= REQUIREMENTS =
Every entry must be given again exactly.

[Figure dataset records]

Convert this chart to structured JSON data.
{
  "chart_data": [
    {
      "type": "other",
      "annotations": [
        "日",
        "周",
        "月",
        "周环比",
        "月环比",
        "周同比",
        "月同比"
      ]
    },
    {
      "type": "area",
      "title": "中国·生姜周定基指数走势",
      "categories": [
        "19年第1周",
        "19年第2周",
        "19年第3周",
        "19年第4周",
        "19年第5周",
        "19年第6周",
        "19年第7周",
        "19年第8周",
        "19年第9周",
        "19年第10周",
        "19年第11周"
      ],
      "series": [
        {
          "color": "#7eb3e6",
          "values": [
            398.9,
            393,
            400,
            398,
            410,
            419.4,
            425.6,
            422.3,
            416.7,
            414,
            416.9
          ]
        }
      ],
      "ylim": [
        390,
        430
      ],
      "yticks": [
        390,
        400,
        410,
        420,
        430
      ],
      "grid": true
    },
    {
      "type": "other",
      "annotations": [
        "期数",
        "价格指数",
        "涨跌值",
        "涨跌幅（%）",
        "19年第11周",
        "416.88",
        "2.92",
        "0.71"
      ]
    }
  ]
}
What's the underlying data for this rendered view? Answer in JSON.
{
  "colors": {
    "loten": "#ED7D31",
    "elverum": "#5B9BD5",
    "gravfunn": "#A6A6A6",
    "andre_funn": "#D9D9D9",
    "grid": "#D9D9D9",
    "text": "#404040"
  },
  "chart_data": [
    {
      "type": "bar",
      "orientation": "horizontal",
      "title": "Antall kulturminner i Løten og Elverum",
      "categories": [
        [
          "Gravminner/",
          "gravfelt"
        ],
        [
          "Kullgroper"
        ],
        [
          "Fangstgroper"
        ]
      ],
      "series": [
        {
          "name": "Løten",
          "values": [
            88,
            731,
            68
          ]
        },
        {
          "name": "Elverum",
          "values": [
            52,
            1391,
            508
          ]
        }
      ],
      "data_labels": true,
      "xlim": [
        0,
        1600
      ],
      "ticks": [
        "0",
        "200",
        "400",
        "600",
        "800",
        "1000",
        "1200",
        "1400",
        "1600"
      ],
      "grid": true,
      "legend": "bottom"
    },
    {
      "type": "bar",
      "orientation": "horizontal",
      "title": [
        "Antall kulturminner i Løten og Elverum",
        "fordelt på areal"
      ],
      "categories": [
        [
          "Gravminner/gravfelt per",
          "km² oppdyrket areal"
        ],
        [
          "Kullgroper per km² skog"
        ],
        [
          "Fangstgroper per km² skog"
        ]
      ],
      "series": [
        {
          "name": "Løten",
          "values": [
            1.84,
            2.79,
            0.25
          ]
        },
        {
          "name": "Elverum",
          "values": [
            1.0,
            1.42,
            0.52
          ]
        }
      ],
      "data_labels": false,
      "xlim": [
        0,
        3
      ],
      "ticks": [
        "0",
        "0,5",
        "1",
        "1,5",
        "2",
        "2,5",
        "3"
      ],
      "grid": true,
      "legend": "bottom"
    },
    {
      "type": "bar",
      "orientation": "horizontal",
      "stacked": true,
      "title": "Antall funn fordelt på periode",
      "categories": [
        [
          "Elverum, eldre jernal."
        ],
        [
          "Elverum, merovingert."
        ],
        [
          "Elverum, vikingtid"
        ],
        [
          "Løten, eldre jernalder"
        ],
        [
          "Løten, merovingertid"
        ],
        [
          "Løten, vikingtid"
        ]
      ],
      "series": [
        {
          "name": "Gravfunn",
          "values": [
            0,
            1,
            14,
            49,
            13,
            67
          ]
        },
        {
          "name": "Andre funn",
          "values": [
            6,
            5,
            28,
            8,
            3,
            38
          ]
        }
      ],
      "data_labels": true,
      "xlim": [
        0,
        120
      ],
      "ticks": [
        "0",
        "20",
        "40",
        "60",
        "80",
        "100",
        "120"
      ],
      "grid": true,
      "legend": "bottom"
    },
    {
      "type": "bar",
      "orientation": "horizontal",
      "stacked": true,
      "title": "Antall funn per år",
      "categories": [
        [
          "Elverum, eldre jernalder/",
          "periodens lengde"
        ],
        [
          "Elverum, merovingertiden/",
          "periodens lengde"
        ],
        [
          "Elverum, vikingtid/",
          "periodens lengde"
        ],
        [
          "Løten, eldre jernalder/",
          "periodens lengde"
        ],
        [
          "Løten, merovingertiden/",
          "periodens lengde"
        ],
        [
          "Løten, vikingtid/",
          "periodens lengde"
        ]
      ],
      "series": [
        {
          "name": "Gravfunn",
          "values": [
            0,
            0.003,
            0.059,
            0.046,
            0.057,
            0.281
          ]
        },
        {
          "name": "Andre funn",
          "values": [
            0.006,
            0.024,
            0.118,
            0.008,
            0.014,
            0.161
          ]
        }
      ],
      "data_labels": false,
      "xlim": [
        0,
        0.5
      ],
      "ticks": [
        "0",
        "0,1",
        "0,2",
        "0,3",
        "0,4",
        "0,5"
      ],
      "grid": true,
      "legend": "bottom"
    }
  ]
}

= COMPLETE OUTPUT =
Convert this chart to structured JSON data.
{
  "chart_data": [
    {
      "type": "other",
      "annotations": [
        "日",
        "周",
        "月",
        "周环比",
        "月环比",
        "周同比",
        "月同比"
      ]
    },
    {
      "type": "area",
      "title": "中国·生姜周定基指数走势",
      "categories": [
        "19年第1周",
        "19年第2周",
        "19年第3周",
        "19年第4周",
        "19年第5周",
        "19年第6周",
        "19年第7周",
        "19年第8周",
        "19年第9周",
        "19年第10周",
        "19年第11周"
      ],
      "series": [
        {
          "color": "#7eb3e6",
          "values": [
            398.9,
            393,
            400,
            398,
            410,
            419.4,
            425.6,
            422.3,
            416.7,
            414,
            416.9
          ]
        }
      ],
      "ylim": [
        390,
        430
      ],
      "yticks": [
        390,
        400,
        410,
        420,
        430
      ],
      "grid": true
    },
    {
      "type": "other",
      "annotations": [
        "期数",
        "价格指数",
        "涨跌值",
        "涨跌幅（%）",
        "19年第11周",
        "416.88",
        "2.92",
        "0.71"
      ]
    }
  ]
}
What's the underlying data for this rendered view? Answer in JSON.
{
  "colors": {
    "loten": "#ED7D31",
    "elverum": "#5B9BD5",
    "gravfunn": "#A6A6A6",
    "andre_funn": "#D9D9D9",
    "grid": "#D9D9D9",
    "text": "#404040"
  },
  "chart_data": [
    {
      "type": "bar",
      "orientation": "horizontal",
      "title": "Antall kulturminner i Løten og Elverum",
      "categories": [
        [
          "Gravminner/",
          "gravfelt"
        ],
        [
          "Kullgroper"
        ],
        [
          "Fangstgroper"
        ]
      ],
      "series": [
        {
          "name": "Løten",
          "values": [
            88,
            731,
            68
          ]
        },
        {
          "name": "Elverum",
          "values": [
            52,
            1391,
            508
          ]
        }
      ],
      "data_labels": true,
      "xlim": [
        0,
        1600
      ],
      "ticks": [
        "0",
        "200",
        "400",
        "600",
        "800",
        "1000",
        "1200",
        "1400",
        "1600"
      ],
      "grid": true,
      "legend": "bottom"
    },
    {
      "type": "bar",
      "orientation": "horizontal",
      "title": [
        "Antall kulturminner i Løten og Elverum",
        "fordelt på areal"
      ],
      "categories": [
        [
          "Gravminner/gravfelt per",
          "km² oppdyrket areal"
        ],
        [
          "Kullgroper per km² skog"
        ],
        [
          "Fangstgroper per km² skog"
        ]
      ],
      "series": [
        {
          "name": "Løten",
          "values": [
            1.84,
            2.79,
            0.25
          ]
        },
        {
          "name": "Elverum",
          "values": [
            1.0,
            1.42,
            0.52
          ]
        }
      ],
      "data_labels": false,
      "xlim": [
        0,
        3
      ],
      "ticks": [
        "0",
        "0,5",
        "1",
        "1,5",
        "2",
        "2,5",
        "3"
      ],
      "grid": true,
      "legend": "bottom"
    },
    {
      "type": "bar",
      "orientation": "horizontal",
      "stacked": true,
      "title": "Antall funn fordelt på periode",
      "categories": [
        [
          "Elverum, eldre jernal."
        ],
        [
          "Elverum, merovingert."
        ],
        [
          "Elverum, vikingtid"
        ],
        [
          "Løten, eldre jernalder"
        ],
        [
          "Løten, merovingertid"
        ],
        [
          "Løten, vikingtid"
        ]
      ],
      "series": [
        {
          "name": "Gravfunn",
          "values": [
            0,
            1,
            14,
            49,
            13,
            67
          ]
        },
        {
          "name": "Andre funn",
          "values": [
            6,
            5,
            28,
            8,
            3,
            38
          ]
        }
      ],
      "data_labels": true,
      "xlim": [
        0,
        120
      ],
      "ticks": [
        "0",
        "20",
        "40",
        "60",
        "80",
        "100",
        "120"
      ],
      "grid": true,
      "legend": "bottom"
    },
    {
      "type": "bar",
      "orientation": "horizontal",
      "stacked": true,
      "title": "Antall funn per år",
      "categories": [
        [
          "Elverum, eldre jernalder/",
          "periodens lengde"
        ],
        [
          "Elverum, merovingertiden/",
          "periodens lengde"
        ],
        [
          "Elverum, vikingtid/",
          "periodens lengde"
        ],
        [
          "Løten, eldre jernalder/",
          "periodens lengde"
        ],
        [
          "Løten, merovingertiden/",
          "periodens lengde"
        ],
        [
          "Løten, vikingtid/",
          "periodens lengde"
        ]
      ],
      "series": [
        {
          "name": "Gravfunn",
          "values": [
            0,
            0.003,
            0.059,
            0.046,
            0.057,
            0.281
          ]
        },
        {
          "name": "Andre funn",
          "values": [
            0.006,
            0.024,
            0.118,
            0.008,
            0.014,
            0.161
          ]
        }
      ],
      "data_labels": false,
      "xlim": [
        0,
        0.5
      ],
      "ticks": [
        "0",
        "0,1",
        "0,2",
        "0,3",
        "0,4",
        "0,5"
      ],
      "grid": true,
      "legend": "bottom"
    }
  ]
}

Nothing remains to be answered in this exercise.